Data tied to figure images:
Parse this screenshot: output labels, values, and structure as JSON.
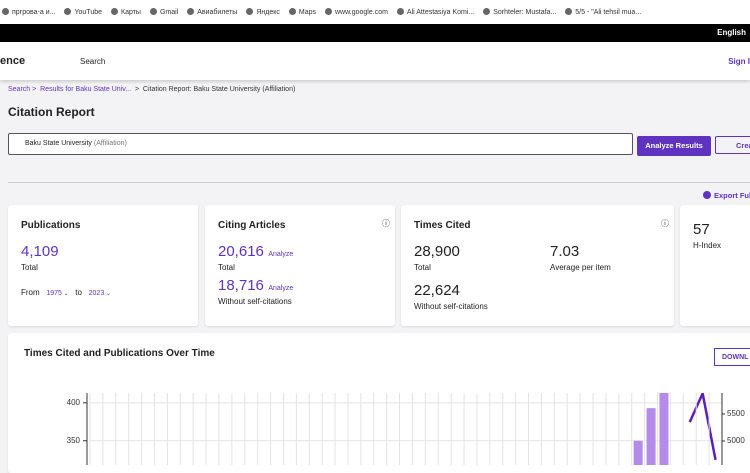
{
  "browser": {
    "bookmarks": [
      "пргрова-а и...",
      "YouTube",
      "Карты",
      "Gmail",
      "Авиабилеты",
      "Яндекс",
      "Maps",
      "www.google.com",
      "Ali Attestasiya Komi...",
      "Sorhteler: Mustafa...",
      "5/5 - \"Ali tehsil mua..."
    ]
  },
  "header": {
    "language": "English",
    "logo": "ence",
    "nav_search": "Search",
    "sign_in": "Sign I"
  },
  "breadcrumbs": [
    "Search",
    ">",
    "Results for Baku State Univ...",
    ">",
    "Citation Report: Baku State University (Affiliation)"
  ],
  "title": "Citation Report",
  "search_box": {
    "query": "Baku State University",
    "field": "(Affiliation)"
  },
  "buttons": {
    "analyze": "Analyze Results",
    "create": "Crea",
    "export": "Export Ful",
    "download": "DOWNL"
  },
  "cards": {
    "publications": {
      "title": "Publications",
      "value": "4,109",
      "label": "Total",
      "from": "From",
      "from_year": "1975",
      "to": "to",
      "to_year": "2023"
    },
    "citing": {
      "title": "Citing Articles",
      "value": "20,616",
      "analyze": "Analyze",
      "label": "Total",
      "value2": "18,716",
      "analyze2": "Analyze",
      "label2": "Without self-citations"
    },
    "times_cited": {
      "title": "Times Cited",
      "value": "28,900",
      "label": "Total",
      "avg": "7.03",
      "avg_label": "Average per item",
      "value2": "22,624",
      "label2": "Without self-citations"
    },
    "h_index": {
      "value": "57",
      "label": "H-Index"
    }
  },
  "chart_data": {
    "type": "bar",
    "title": "Times Cited and Publications Over Time",
    "categories": [
      null,
      null,
      null,
      null,
      null,
      null,
      null,
      null,
      null,
      null,
      null,
      null,
      null,
      null,
      null,
      null,
      null,
      null,
      null,
      null,
      null,
      null,
      null,
      null,
      null,
      null,
      null,
      null,
      null,
      null,
      null,
      null,
      null,
      null,
      null,
      null,
      null,
      null,
      null,
      null,
      null,
      null,
      null,
      null,
      null,
      null,
      null,
      null,
      null
    ],
    "series": [
      {
        "color": "#b48be8",
        "values": [
          null,
          null,
          null,
          null,
          null,
          null,
          null,
          null,
          null,
          null,
          null,
          null,
          null,
          null,
          null,
          null,
          null,
          null,
          null,
          null,
          null,
          null,
          null,
          null,
          null,
          null,
          null,
          null,
          null,
          null,
          null,
          null,
          null,
          null,
          null,
          null,
          null,
          null,
          null,
          null,
          null,
          null,
          350,
          393,
          413,
          null,
          null,
          null,
          null
        ]
      },
      {
        "color": "#5c1fb8",
        "axis": "y2",
        "values": [
          null,
          null,
          null,
          null,
          null,
          null,
          null,
          null,
          null,
          null,
          null,
          null,
          null,
          null,
          null,
          null,
          null,
          null,
          null,
          null,
          null,
          null,
          null,
          null,
          null,
          null,
          null,
          null,
          null,
          null,
          null,
          null,
          null,
          null,
          null,
          null,
          null,
          null,
          null,
          null,
          null,
          null,
          null,
          null,
          null,
          null,
          5350,
          5880,
          4650
        ]
      }
    ],
    "ylim": [
      318,
      413
    ],
    "yticks": [
      350,
      400
    ],
    "y2lim": [
      4556,
      5889
    ],
    "y2ticks": [
      5000,
      5500
    ],
    "grid": true
  }
}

**WHAT THE TASK ASKS**
Work out how many lines of the listing above include "Affiliation". Answer with the number and nothing more.

**FULL SOLUTION**
2